- _Exercise aim_: Copy each line that contains the string "meters".

begin

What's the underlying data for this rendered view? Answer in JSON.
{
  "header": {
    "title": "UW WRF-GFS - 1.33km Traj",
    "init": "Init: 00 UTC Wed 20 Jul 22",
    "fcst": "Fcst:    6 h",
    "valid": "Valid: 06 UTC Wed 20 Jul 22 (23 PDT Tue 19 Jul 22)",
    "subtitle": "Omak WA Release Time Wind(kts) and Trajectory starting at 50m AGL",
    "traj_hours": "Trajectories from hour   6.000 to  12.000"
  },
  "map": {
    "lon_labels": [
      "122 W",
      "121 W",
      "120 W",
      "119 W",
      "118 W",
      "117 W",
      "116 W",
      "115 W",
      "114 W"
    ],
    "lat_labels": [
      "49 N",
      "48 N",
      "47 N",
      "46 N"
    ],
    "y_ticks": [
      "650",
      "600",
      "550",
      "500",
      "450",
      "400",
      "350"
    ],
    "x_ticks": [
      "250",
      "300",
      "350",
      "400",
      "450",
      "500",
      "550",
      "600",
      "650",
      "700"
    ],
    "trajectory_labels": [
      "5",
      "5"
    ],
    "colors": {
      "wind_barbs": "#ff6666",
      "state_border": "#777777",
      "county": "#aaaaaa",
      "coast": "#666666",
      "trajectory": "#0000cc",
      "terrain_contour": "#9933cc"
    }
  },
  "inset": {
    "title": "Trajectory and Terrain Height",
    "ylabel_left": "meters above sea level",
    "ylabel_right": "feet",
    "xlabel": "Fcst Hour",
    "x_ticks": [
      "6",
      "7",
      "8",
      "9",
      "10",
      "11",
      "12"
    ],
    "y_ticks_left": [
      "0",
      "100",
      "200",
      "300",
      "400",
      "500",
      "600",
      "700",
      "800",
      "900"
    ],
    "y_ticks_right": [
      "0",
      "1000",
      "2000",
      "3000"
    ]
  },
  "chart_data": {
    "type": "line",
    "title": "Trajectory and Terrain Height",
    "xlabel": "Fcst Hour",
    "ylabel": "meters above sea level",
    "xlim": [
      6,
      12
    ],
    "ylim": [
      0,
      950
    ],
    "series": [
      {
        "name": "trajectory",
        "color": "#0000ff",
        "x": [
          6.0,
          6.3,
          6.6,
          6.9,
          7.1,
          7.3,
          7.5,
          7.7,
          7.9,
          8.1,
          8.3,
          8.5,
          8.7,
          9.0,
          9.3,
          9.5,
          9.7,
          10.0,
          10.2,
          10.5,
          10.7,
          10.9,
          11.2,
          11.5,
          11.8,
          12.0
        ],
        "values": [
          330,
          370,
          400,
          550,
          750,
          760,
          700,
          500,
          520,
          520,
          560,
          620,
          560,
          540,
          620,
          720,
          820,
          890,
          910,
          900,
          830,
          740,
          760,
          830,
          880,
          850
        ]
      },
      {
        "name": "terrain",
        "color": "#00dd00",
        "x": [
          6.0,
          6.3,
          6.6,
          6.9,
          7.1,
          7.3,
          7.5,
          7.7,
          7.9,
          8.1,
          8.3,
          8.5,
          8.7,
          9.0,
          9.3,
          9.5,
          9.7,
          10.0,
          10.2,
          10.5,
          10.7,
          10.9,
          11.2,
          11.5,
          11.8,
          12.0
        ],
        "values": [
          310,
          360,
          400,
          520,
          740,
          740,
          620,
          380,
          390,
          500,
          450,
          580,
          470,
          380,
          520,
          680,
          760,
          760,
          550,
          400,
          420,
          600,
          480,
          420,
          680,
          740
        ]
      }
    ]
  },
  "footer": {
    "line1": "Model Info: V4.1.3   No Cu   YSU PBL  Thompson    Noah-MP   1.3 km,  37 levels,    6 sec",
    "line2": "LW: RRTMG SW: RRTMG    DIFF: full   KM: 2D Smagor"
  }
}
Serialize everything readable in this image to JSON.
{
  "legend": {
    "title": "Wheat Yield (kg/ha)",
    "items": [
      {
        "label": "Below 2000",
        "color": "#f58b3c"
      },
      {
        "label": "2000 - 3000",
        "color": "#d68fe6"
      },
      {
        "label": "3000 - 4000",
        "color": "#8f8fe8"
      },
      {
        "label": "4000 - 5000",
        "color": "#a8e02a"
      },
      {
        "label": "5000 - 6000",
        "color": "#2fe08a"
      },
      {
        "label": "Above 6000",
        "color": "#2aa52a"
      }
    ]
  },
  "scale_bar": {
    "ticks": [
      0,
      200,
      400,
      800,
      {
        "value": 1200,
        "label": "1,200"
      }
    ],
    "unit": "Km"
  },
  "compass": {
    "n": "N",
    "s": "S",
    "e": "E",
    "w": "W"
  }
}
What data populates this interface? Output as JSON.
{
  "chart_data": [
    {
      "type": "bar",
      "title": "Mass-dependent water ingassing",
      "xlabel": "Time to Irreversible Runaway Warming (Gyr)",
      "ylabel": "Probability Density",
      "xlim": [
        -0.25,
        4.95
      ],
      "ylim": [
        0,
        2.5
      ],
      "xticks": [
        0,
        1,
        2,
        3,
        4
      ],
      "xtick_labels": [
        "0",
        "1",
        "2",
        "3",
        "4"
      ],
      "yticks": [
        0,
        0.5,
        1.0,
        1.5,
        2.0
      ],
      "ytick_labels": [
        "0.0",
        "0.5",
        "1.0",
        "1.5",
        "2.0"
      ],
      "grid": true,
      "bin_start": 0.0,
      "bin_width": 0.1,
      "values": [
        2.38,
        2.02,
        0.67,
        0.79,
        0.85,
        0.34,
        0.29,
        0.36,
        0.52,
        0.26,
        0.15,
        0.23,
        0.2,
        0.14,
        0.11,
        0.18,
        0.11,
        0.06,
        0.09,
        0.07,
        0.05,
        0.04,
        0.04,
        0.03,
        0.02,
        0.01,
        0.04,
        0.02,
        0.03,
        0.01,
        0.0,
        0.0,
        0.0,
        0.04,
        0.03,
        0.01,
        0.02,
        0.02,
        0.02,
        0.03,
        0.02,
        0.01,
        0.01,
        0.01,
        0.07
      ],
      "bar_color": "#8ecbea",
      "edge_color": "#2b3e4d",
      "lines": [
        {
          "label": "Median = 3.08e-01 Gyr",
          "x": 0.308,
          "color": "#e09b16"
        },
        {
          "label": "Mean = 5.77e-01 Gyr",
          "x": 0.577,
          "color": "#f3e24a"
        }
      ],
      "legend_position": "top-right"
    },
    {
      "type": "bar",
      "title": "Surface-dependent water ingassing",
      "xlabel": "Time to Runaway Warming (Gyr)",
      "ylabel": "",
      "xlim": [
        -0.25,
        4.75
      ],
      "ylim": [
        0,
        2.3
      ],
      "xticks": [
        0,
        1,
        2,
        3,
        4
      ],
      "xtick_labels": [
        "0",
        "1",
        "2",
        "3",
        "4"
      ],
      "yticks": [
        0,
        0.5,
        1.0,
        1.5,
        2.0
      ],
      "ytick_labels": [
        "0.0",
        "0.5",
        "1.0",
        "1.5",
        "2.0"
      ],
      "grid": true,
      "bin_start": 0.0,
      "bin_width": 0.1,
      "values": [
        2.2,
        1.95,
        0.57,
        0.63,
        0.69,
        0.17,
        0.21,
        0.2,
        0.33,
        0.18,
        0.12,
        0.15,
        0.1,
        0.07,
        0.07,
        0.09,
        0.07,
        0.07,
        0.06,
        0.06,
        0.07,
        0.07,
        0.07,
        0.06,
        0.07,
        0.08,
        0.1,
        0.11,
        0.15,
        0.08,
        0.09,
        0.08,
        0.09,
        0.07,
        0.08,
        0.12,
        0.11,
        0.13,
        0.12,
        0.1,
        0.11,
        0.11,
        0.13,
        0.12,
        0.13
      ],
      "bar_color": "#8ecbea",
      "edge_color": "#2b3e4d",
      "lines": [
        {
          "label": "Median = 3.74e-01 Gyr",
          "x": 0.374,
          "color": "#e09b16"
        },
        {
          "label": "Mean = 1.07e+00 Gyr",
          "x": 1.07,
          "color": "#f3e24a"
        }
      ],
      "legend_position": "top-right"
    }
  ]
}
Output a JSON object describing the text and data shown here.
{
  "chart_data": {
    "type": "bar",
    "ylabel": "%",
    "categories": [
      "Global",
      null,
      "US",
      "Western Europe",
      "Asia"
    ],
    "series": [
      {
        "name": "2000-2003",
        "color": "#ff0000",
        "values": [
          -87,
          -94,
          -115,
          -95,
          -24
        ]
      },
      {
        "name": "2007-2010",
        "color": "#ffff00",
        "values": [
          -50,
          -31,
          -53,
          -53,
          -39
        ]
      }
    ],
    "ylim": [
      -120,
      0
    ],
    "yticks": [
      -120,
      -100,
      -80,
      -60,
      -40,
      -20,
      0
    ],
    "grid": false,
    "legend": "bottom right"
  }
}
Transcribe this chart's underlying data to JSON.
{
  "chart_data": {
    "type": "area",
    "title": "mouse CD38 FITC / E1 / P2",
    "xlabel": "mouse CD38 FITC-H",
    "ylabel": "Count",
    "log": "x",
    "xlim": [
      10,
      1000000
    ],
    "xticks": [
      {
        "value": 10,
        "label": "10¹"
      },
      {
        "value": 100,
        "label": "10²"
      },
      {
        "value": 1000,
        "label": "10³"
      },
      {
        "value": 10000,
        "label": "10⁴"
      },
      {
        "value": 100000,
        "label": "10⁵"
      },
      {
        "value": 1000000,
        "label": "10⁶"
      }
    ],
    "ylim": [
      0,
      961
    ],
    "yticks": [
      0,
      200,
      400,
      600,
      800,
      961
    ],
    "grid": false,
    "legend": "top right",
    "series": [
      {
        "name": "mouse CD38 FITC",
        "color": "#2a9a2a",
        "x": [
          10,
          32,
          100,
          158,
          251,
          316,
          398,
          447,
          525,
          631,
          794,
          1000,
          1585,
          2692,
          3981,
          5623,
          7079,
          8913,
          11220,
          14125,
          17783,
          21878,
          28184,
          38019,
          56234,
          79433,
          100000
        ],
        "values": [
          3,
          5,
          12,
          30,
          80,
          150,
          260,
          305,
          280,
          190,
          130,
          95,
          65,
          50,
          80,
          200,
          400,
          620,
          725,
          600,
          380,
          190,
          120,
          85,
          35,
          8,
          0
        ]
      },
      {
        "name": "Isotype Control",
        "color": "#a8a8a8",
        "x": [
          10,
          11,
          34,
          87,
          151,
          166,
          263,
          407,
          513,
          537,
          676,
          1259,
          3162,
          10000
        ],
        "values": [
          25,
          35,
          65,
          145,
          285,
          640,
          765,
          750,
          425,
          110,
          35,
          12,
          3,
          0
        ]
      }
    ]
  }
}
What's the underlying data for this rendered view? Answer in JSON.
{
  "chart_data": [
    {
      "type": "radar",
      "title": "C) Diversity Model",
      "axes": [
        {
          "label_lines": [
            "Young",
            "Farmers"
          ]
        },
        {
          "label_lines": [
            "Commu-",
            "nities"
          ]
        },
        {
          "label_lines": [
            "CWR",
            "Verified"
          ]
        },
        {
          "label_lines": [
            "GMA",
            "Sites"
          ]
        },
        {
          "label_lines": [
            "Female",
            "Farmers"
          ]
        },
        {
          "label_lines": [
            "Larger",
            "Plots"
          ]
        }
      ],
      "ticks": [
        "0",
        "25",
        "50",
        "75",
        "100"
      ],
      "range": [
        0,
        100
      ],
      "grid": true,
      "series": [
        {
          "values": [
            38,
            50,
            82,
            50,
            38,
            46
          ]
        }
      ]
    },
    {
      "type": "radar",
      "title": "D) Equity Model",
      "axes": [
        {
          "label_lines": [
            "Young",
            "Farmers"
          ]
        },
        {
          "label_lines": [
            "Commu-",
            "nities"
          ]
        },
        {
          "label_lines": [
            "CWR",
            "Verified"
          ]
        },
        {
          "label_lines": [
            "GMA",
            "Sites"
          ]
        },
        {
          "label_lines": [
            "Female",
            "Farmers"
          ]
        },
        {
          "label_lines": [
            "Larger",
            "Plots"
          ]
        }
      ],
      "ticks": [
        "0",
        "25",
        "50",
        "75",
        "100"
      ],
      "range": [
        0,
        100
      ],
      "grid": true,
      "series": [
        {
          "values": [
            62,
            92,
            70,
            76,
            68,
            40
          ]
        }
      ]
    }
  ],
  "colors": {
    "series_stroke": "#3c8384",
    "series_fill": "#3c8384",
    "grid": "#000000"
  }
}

end

- _Task output_:
    "ylabel_left": "meters above sea level",
    "ylabel": "meters above sea level",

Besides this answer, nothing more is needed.